▸ **GOAL**:
The exercise asks you to copy every line below in which "влияние" appears.

▸ **DATA SECTION**:
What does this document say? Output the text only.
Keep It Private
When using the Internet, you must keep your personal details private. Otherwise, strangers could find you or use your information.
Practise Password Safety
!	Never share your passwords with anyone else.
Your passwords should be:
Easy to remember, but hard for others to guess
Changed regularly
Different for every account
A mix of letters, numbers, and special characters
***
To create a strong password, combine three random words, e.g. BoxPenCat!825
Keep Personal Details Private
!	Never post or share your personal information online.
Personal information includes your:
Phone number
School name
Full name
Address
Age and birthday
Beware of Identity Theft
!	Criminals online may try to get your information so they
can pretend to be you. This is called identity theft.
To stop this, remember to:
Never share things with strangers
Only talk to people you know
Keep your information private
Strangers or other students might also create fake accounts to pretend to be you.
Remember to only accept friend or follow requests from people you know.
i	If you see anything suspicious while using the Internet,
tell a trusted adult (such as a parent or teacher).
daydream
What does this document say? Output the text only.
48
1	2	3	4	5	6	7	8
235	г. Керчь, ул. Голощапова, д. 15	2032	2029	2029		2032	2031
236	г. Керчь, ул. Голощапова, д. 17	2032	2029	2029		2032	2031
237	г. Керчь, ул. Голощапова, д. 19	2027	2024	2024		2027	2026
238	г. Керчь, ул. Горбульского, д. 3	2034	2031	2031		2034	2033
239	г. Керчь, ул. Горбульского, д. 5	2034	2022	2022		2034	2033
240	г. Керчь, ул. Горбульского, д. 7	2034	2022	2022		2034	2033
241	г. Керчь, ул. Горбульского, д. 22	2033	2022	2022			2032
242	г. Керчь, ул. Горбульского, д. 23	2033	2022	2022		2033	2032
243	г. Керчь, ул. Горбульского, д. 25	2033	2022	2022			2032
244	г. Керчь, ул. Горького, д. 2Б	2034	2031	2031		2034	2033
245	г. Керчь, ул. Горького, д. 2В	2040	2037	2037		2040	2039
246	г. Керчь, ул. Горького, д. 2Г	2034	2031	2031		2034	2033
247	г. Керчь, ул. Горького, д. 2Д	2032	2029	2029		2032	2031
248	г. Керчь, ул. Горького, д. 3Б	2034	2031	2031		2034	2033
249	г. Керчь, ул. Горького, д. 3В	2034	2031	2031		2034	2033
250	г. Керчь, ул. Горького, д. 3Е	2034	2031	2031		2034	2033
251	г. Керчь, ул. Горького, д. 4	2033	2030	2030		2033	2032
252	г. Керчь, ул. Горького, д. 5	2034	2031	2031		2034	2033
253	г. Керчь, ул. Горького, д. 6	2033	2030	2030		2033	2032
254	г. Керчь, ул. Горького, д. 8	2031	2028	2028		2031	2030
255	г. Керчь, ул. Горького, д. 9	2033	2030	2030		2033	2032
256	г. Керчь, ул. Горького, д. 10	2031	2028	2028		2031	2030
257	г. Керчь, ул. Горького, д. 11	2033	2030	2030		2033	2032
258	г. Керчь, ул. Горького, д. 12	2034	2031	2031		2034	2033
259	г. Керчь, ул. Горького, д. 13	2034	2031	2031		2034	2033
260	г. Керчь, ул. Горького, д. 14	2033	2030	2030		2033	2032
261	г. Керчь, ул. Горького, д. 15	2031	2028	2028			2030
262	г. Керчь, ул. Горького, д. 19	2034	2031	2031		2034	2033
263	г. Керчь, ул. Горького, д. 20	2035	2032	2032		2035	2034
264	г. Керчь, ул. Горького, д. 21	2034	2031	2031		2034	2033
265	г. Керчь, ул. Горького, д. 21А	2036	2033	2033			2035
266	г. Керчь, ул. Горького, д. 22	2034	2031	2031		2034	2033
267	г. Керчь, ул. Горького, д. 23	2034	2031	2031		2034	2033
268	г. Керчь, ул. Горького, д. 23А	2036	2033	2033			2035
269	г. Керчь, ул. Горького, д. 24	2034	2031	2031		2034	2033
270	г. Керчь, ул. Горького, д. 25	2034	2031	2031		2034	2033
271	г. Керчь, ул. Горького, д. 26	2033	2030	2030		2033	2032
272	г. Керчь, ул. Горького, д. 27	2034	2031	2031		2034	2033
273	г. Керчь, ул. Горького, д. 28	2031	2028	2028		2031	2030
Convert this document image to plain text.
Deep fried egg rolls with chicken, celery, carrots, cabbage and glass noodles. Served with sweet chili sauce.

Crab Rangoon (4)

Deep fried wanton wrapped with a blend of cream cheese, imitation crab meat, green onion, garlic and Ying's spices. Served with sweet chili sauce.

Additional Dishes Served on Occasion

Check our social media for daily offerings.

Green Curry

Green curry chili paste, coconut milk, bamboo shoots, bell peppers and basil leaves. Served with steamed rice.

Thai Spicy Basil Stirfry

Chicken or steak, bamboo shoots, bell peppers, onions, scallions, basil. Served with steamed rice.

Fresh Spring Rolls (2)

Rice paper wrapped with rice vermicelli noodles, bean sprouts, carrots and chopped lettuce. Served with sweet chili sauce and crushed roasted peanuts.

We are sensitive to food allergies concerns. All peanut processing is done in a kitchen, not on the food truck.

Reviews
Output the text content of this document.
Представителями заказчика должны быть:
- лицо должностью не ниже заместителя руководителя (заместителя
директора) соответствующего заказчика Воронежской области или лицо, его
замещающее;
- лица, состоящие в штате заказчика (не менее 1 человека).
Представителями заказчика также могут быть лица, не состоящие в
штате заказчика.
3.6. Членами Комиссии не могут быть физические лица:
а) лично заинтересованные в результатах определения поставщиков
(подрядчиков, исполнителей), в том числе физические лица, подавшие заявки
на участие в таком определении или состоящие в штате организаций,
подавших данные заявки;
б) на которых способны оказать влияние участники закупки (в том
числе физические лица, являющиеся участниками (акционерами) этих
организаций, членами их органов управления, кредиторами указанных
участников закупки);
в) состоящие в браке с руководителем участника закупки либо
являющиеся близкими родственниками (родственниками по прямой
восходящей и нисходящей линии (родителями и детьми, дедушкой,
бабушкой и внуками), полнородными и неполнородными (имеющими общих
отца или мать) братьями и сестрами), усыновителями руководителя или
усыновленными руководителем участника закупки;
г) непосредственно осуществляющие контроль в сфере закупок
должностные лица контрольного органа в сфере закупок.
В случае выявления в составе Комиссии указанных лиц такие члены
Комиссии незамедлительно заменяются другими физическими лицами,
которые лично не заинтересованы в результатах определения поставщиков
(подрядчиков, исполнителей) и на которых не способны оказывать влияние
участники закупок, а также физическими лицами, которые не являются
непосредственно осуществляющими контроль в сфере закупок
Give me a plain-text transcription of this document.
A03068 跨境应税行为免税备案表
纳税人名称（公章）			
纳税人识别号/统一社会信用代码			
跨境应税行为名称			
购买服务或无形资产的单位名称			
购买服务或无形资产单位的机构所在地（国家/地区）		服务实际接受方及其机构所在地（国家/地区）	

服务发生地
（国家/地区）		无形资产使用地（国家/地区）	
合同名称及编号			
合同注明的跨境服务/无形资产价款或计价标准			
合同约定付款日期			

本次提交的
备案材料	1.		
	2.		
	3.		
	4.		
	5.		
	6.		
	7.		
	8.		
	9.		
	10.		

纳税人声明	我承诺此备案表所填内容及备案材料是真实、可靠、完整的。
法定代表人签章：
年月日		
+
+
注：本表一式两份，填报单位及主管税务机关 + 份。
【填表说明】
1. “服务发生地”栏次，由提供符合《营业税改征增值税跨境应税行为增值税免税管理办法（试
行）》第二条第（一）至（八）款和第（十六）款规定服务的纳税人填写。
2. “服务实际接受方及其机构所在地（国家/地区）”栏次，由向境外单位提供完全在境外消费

▸ **FINAL RESULT**:
б) на которых способны оказать влияние участники закупки (в том
(подрядчиков, исполнителей) и на которых не способны оказывать влияние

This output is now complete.